>> START Document
Liquid chromatography-mass spectrometry (LC-MS) is one of the major techniques in metabolomics [1–4], as well as a key component in MS-based proteomics [5, 6]. The pre-processing of LC-MS data involves a complex workflow including noise reduction, peak identification and quantification, retention time correction, peak alignment and weak signal recovery [7, 8]. We have previously reported the apLCMS package which carries out the entire workflow with new algorithms specifically designed for LC-MS data with high mass resolution [9]. High-resolution mass spectrometry, such as Fourier transform mass spectrometry (FT-MS), allows the separation of m/z values at or below 10 ppm level [10], resulting in good separation between metabolites. The high resolution facilitates the use of empirical peak shape models to accurately quantify peaks, which is critical in biomarker studies where the relative quantities of metabolites are compared across samples.

Currently, LC-MS peaks are quantified either by summation of ion count, or using symmetric peak shape models, such as the Gaussian function [7–9]. Both methods have serious drawbacks. The method of ion count summation results in biased quantification when the ion trace has missing intensities, which often occurs in high-resolution LC-FTMS data. The Gaussian peak model can result in bias in peak location estimation and peak quantification when the peaks are asymmetric. Hence asymmetric peak models are necessary for the accurate quantification and identification of metabolites. In addition, some metabolites may share m/z and partially overlap in retention time, which necessitates the development of deconvolution procedures.

A large number of empirical peak shape models have been developed for asymmetric peaks in chromatography, most of which were summarized by Di Marco and Bombi [11]. For a few of the models, advanced deconvolution procedures are available [12–17]. Examples include the non-linear deconvolution based on Powell's method [18] for the polynomial-modified Gaussian (PMG) model [16, 19], regression-based methods for the parabolic-Lorentzian modified Gaussian (PLMG) model [17], and various deconvolution methods for the exponentially modified Gaussian (EMG) model [12, 13].
>> END Document
● Stated exercise A
In the LC-MS passage, down to what level can high-resolution mass spectrometry such as FT-MS separate m/z values?
>> START Supplied data
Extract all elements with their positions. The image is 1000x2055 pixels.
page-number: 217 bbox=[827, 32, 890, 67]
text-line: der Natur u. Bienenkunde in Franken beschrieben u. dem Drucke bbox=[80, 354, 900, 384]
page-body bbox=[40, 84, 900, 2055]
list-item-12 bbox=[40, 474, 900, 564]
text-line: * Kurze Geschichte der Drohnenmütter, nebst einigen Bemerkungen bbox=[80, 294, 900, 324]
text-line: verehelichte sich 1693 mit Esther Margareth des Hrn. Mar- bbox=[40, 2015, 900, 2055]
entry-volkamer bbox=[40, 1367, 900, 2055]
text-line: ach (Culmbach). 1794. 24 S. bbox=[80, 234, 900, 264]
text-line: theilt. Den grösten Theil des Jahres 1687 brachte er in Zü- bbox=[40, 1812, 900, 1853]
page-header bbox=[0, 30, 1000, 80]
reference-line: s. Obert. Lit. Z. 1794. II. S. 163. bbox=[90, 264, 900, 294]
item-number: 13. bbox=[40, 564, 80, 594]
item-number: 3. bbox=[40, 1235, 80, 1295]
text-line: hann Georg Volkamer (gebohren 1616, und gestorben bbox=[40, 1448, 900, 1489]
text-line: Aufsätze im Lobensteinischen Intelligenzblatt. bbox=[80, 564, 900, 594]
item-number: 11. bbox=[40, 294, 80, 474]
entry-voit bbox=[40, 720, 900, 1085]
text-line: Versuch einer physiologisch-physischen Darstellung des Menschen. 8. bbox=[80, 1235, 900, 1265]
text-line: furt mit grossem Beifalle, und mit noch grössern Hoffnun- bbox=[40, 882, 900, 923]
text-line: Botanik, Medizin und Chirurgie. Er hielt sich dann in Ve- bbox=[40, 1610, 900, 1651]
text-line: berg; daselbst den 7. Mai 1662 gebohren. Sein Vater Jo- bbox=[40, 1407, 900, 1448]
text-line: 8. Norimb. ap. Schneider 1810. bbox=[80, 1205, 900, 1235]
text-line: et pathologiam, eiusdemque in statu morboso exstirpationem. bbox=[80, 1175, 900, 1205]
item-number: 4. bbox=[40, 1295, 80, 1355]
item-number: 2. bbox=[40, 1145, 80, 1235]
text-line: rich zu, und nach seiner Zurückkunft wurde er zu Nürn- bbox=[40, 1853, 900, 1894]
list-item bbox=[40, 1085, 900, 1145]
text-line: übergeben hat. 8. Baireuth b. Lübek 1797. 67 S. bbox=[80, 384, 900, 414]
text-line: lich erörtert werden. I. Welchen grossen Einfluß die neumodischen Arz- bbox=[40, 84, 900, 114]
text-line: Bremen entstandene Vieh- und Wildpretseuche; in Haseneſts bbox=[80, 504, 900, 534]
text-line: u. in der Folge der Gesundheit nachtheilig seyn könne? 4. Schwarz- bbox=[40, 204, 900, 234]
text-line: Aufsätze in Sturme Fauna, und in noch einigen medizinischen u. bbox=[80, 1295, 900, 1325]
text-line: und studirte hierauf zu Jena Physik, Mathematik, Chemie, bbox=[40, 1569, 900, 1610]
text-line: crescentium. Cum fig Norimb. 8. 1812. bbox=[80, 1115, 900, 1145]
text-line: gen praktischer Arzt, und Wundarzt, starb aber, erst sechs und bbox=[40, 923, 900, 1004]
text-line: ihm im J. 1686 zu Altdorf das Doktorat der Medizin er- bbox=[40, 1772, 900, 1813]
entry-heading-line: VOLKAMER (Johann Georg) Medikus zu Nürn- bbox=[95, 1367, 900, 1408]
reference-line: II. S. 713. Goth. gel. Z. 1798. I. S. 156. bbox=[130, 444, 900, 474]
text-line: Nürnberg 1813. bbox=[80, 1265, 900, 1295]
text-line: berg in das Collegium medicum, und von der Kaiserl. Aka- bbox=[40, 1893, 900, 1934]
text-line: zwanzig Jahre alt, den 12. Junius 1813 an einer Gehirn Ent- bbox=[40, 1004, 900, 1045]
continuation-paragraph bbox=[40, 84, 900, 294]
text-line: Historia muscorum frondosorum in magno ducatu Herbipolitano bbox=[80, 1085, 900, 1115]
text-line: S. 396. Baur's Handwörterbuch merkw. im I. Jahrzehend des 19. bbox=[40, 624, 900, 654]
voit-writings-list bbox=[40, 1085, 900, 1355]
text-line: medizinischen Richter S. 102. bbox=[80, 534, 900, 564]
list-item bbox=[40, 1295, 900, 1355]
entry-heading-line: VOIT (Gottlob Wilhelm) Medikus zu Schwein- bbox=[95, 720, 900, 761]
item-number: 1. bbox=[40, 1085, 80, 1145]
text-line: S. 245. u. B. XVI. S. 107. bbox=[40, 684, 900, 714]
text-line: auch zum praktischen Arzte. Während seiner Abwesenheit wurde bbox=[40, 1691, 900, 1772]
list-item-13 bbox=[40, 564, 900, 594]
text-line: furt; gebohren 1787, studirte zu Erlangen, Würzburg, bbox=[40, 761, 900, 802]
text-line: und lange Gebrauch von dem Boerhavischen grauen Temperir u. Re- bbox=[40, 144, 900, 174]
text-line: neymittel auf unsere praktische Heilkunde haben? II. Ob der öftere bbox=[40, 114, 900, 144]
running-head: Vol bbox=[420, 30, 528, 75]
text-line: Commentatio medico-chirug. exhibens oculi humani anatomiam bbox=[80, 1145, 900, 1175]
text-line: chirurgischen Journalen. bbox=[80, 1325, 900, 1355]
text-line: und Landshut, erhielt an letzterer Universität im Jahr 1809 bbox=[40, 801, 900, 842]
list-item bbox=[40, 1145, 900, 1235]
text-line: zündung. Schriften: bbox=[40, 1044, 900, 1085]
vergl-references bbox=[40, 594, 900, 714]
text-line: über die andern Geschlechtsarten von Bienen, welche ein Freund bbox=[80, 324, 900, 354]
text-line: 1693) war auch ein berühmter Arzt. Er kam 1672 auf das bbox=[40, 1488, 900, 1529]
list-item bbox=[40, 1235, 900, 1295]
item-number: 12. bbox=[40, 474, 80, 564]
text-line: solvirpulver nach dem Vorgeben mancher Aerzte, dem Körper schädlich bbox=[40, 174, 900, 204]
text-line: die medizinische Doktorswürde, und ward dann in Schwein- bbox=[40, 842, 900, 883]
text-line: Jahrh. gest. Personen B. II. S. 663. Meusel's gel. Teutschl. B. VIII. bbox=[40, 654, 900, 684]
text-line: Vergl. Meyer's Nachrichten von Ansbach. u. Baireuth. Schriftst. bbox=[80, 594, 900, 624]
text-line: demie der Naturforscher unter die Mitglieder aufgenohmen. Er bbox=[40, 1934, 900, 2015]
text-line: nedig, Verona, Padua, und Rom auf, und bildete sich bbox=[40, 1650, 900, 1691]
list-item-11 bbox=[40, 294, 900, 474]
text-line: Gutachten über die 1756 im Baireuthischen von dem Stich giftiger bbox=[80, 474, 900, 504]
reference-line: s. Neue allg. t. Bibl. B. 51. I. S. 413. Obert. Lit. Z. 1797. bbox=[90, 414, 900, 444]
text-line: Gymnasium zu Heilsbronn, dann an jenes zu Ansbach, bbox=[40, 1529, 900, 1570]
>> END Supplied data
>> START Supplied data
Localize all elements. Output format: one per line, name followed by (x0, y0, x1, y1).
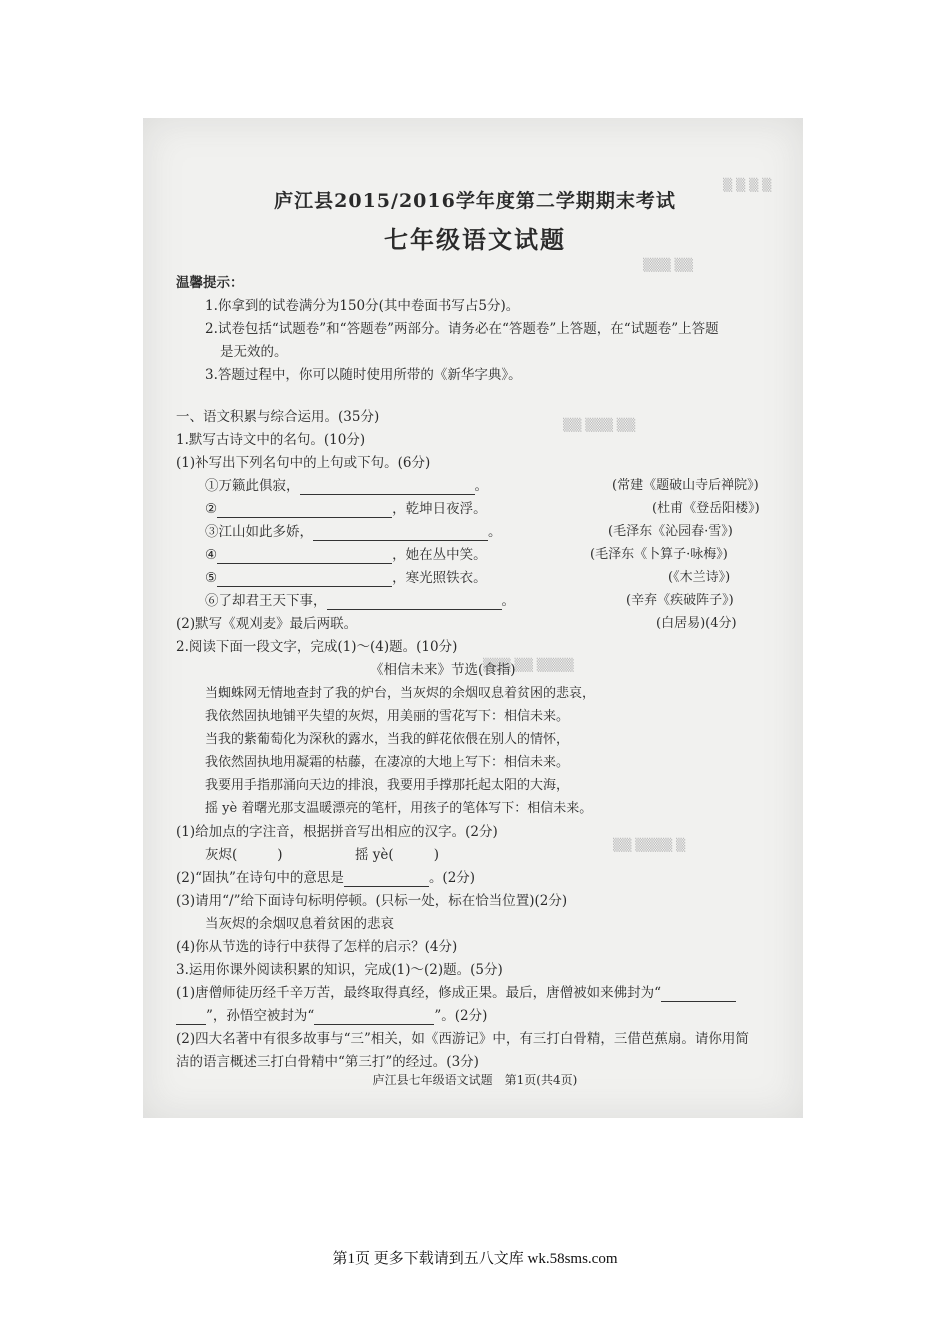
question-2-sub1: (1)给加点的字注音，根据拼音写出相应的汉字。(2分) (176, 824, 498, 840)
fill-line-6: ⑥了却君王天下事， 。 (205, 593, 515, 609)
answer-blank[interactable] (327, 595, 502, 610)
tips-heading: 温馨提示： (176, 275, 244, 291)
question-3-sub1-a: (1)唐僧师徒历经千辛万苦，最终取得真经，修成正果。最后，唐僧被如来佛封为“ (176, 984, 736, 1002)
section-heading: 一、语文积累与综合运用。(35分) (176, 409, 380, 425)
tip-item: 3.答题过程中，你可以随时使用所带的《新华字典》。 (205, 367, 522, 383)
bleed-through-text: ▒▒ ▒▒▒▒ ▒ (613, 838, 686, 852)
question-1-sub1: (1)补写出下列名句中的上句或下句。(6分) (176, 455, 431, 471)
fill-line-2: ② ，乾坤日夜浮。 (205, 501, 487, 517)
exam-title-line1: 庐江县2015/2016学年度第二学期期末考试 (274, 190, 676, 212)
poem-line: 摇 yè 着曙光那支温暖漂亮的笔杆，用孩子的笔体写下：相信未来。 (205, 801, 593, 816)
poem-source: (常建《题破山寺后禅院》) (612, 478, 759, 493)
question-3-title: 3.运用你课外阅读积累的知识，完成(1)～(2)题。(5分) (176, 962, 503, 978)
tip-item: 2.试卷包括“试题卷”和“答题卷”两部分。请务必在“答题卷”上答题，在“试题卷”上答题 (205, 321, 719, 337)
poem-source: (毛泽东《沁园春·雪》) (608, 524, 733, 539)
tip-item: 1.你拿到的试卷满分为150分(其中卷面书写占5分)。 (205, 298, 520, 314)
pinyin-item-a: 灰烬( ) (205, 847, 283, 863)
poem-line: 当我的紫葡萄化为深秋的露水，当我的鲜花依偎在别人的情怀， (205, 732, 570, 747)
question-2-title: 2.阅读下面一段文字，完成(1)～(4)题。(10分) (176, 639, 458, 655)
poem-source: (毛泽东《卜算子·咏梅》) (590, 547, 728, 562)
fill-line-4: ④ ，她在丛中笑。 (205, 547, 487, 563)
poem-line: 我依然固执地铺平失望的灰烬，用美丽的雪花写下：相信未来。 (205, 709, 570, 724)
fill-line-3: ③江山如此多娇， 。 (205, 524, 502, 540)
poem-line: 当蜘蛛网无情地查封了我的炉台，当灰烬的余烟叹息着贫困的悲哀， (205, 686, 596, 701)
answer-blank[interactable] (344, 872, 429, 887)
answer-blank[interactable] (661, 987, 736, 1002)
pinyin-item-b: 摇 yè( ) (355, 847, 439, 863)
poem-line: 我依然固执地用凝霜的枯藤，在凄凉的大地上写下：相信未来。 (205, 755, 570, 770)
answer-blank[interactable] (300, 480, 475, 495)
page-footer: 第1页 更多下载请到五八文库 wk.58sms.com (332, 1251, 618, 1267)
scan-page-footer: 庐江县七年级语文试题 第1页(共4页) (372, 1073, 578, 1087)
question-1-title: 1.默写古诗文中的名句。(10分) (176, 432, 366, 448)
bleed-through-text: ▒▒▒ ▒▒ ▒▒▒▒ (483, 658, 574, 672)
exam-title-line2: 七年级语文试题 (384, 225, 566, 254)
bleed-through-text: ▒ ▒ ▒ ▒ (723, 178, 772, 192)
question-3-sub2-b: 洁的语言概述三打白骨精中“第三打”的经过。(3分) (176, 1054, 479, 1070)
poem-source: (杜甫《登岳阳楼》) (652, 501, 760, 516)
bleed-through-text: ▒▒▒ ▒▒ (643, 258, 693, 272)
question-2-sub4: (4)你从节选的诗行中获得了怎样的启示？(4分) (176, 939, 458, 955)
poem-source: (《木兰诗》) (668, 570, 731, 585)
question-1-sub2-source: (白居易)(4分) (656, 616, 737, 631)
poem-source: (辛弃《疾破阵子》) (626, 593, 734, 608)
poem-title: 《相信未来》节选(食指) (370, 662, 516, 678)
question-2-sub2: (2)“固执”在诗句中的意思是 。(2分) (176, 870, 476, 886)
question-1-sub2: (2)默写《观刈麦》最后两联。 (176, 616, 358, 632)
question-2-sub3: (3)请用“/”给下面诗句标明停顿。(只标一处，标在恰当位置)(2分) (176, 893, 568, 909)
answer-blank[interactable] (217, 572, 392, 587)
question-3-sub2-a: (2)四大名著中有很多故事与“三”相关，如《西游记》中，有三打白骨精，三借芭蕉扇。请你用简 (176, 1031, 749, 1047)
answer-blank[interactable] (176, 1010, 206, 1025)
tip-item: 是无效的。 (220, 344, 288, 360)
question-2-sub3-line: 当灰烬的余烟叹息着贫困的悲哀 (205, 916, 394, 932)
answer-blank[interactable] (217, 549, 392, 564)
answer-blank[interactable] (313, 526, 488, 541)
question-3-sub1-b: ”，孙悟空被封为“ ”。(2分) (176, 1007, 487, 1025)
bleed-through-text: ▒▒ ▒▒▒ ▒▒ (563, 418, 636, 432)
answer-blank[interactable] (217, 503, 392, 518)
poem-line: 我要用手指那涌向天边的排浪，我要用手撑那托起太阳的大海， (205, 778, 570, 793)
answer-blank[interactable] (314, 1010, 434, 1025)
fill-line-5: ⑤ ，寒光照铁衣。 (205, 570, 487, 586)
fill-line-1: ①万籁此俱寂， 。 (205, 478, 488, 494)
>> END Supplied data
● Stated exercise B
Copy the lines of the records between the line holding "824, 498, 840)" and the line holding "fill-line-2: ② ，乾坤日夜浮。 (205, 501, 487, 517)", inclusive.

● Full output A
At or below the 10 ppm level.

● Full output B
question-2-sub1: (1)给加点的字注音，根据拼音写出相应的汉字。(2分) (176, 824, 498, 840)
fill-line-6: ⑥了却君王天下事， 。 (205, 593, 515, 609)
answer-blank[interactable] (327, 595, 502, 610)
tips-heading: 温馨提示： (176, 275, 244, 291)
question-3-sub1-a: (1)唐僧师徒历经千辛万苦，最终取得真经，修成正果。最后，唐僧被如来佛封为“ (176, 984, 736, 1002)
section-heading: 一、语文积累与综合运用。(35分) (176, 409, 380, 425)
tip-item: 3.答题过程中，你可以随时使用所带的《新华字典》。 (205, 367, 522, 383)
bleed-through-text: ▒▒ ▒▒▒▒ ▒ (613, 838, 686, 852)
question-1-sub1: (1)补写出下列名句中的上句或下句。(6分) (176, 455, 431, 471)
fill-line-2: ② ，乾坤日夜浮。 (205, 501, 487, 517)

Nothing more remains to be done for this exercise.